— Goal —
Go over the entries below line by line, copying each one that contains the word "мероприятий".

— Material supplied —
- - -
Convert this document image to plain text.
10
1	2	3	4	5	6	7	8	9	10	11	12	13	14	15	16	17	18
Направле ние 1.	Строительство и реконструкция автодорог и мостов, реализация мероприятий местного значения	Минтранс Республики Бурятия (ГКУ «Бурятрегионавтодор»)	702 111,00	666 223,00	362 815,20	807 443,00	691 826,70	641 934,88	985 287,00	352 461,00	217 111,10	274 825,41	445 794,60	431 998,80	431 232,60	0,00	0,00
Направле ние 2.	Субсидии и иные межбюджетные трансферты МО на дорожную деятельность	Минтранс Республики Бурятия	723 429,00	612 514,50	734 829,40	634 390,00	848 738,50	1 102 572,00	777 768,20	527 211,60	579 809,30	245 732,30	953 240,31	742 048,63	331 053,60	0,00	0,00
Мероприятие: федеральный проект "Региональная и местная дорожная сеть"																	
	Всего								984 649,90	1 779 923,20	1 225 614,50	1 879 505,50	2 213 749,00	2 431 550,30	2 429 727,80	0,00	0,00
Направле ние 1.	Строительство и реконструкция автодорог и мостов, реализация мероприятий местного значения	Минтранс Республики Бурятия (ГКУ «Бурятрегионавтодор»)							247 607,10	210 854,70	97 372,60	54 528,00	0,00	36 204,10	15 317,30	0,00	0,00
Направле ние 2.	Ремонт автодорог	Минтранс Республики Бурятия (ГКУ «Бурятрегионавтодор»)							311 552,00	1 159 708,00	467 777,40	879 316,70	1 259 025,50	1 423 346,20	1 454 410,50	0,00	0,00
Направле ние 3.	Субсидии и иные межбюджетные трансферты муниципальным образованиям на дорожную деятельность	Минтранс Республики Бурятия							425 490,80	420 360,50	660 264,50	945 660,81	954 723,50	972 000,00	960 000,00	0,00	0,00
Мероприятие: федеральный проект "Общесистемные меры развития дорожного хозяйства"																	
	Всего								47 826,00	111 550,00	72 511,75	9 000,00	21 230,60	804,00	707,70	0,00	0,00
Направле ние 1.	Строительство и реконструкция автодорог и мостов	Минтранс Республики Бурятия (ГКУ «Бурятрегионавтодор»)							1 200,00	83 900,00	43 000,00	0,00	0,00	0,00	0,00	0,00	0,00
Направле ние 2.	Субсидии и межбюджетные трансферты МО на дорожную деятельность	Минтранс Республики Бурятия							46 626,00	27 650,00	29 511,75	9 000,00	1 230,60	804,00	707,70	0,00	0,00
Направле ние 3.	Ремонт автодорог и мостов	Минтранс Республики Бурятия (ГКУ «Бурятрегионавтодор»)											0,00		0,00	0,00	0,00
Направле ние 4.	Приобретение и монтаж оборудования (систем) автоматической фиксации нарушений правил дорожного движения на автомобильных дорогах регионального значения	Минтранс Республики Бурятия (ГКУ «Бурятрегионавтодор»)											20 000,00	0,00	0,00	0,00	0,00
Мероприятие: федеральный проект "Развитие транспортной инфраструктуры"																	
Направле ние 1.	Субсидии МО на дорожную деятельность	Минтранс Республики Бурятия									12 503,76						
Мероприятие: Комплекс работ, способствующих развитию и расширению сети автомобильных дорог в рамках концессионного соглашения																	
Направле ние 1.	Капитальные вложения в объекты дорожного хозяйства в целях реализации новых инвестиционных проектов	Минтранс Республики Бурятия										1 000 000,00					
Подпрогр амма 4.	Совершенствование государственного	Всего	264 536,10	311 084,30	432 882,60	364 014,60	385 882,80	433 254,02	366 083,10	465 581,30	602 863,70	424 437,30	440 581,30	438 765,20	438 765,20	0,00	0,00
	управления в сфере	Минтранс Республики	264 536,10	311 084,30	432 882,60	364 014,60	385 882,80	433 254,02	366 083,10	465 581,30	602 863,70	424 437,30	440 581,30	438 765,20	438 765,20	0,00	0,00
- - -
— Solution —
Направле ние 1.	Строительство и реконструкция автодорог и мостов, реализация мероприятий местного значения	Минтранс Республики Бурятия (ГКУ «Бурятрегионавтодор»)	702 111,00	666 223,00	362 815,20	807 443,00	691 826,70	641 934,88	985 287,00	352 461,00	217 111,10	274 825,41	445 794,60	431 998,80	431 232,60	0,00	0,00
Направле ние 1.	Строительство и реконструкция автодорог и мостов, реализация мероприятий местного значения	Минтранс Республики Бурятия (ГКУ «Бурятрегионавтодор»)							247 607,10	210 854,70	97 372,60	54 528,00	0,00	36 204,10	15 317,30	0,00	0,00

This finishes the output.